▶ **What you will do**
Identify every line in the records below that contains the word "Physician", and reproduce each one.

▶ **Records for this task**
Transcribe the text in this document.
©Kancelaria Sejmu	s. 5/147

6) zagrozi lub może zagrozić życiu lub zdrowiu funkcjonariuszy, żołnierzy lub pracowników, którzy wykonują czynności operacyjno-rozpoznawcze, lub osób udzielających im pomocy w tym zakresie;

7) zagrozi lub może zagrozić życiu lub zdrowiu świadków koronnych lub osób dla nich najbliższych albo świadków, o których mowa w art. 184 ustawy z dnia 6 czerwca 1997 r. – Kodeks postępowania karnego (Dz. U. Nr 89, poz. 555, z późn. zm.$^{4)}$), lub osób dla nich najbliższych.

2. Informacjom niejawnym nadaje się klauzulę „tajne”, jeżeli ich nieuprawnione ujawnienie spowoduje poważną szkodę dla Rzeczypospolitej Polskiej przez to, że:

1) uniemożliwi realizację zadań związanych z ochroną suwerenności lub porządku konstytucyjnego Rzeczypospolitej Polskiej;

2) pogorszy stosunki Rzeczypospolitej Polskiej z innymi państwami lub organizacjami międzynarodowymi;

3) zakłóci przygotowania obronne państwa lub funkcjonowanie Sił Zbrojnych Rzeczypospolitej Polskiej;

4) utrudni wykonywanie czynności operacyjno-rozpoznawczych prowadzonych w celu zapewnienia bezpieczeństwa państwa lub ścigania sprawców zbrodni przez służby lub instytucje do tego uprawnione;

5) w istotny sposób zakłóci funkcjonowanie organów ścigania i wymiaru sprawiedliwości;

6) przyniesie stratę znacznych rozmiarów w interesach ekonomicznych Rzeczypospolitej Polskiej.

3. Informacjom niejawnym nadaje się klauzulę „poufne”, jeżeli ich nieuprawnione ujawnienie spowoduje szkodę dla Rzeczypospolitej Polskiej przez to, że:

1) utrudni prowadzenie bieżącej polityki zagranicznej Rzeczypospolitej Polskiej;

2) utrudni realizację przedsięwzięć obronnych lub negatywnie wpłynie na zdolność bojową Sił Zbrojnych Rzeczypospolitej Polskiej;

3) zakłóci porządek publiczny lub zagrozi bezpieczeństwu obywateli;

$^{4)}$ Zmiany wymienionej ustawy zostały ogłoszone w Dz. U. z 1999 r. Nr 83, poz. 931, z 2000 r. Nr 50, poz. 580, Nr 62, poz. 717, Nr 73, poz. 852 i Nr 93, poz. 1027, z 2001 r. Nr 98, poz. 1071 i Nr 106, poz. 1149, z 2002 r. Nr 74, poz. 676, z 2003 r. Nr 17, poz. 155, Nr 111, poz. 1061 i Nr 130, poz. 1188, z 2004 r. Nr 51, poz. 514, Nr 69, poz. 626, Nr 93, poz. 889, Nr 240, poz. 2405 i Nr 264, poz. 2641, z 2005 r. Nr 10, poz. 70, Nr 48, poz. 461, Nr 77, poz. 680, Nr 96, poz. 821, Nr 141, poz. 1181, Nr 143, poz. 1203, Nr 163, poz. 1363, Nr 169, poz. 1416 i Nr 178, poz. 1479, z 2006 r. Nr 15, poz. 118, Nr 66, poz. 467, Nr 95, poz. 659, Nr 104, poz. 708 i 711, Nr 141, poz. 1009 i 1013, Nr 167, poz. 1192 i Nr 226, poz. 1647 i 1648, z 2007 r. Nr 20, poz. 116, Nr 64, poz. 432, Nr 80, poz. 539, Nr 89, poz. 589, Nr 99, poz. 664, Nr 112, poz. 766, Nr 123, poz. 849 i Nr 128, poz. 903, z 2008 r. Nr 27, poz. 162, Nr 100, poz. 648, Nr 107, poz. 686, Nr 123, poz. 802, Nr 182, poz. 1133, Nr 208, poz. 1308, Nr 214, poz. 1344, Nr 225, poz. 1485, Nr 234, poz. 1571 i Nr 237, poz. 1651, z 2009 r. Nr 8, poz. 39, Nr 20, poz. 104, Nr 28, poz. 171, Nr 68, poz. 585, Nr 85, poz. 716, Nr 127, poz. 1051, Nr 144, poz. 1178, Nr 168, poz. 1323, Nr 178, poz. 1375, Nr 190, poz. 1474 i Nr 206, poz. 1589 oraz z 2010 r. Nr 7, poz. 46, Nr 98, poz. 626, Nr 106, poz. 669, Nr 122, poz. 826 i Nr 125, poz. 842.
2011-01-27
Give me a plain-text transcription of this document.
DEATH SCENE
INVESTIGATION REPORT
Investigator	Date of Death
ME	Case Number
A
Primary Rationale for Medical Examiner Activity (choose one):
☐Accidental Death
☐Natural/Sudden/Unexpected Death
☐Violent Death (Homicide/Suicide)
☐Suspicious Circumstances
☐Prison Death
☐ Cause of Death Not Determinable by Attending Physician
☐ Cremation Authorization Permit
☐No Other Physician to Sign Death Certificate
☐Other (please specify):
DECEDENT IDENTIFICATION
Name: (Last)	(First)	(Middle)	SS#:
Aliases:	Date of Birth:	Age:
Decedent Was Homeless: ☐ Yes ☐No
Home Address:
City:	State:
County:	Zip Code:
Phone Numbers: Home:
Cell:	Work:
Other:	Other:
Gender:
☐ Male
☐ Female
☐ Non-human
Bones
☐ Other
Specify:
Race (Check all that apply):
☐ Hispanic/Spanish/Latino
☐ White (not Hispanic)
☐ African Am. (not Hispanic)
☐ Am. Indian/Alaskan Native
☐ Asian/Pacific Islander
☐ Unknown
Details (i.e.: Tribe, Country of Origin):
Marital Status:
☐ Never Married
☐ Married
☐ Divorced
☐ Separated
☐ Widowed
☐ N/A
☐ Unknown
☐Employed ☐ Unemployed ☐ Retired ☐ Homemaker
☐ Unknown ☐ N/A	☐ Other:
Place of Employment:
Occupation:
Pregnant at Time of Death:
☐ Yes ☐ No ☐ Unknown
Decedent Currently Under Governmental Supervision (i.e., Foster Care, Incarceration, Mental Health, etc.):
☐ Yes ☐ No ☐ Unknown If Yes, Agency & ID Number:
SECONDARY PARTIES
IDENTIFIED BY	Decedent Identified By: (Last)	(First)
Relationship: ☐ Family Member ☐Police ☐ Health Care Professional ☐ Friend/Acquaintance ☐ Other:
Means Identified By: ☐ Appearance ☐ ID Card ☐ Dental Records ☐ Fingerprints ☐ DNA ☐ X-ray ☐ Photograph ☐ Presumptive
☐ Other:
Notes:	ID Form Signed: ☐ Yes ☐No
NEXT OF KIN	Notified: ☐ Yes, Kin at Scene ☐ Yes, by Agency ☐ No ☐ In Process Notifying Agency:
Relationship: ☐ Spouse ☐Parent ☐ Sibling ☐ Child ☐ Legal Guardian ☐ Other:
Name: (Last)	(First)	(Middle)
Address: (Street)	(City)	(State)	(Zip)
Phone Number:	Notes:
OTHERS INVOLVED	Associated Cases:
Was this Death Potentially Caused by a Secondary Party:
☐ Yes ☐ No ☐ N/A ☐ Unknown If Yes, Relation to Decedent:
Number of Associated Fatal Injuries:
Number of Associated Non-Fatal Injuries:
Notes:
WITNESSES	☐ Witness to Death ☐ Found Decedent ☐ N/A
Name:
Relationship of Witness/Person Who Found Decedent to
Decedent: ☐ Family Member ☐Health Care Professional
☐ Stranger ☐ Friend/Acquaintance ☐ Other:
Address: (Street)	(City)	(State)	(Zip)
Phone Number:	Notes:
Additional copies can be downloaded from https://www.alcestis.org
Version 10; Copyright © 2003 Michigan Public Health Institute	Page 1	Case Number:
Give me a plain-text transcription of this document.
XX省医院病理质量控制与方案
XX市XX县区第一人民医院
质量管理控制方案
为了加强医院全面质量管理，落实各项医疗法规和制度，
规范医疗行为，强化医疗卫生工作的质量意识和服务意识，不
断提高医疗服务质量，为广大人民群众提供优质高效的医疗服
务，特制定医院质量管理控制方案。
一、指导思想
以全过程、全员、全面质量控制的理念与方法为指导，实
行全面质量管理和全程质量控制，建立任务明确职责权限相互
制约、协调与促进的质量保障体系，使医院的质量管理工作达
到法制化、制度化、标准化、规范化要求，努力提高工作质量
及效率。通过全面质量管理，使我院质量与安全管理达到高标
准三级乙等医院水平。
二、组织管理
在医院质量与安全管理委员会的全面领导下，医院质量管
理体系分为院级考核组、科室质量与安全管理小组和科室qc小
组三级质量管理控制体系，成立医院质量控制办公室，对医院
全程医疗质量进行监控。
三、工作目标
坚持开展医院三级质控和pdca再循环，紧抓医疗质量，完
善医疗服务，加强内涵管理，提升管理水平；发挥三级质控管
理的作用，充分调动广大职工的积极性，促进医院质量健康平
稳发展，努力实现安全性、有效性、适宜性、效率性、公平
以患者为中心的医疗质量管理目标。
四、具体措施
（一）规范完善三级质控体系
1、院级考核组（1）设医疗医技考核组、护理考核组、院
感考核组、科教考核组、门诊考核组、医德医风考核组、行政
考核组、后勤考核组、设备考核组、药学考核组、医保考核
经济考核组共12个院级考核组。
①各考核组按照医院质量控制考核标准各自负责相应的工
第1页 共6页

▶ **Output**
☐ Cause of Death Not Determinable by Attending Physician
☐No Other Physician to Sign Death Certificate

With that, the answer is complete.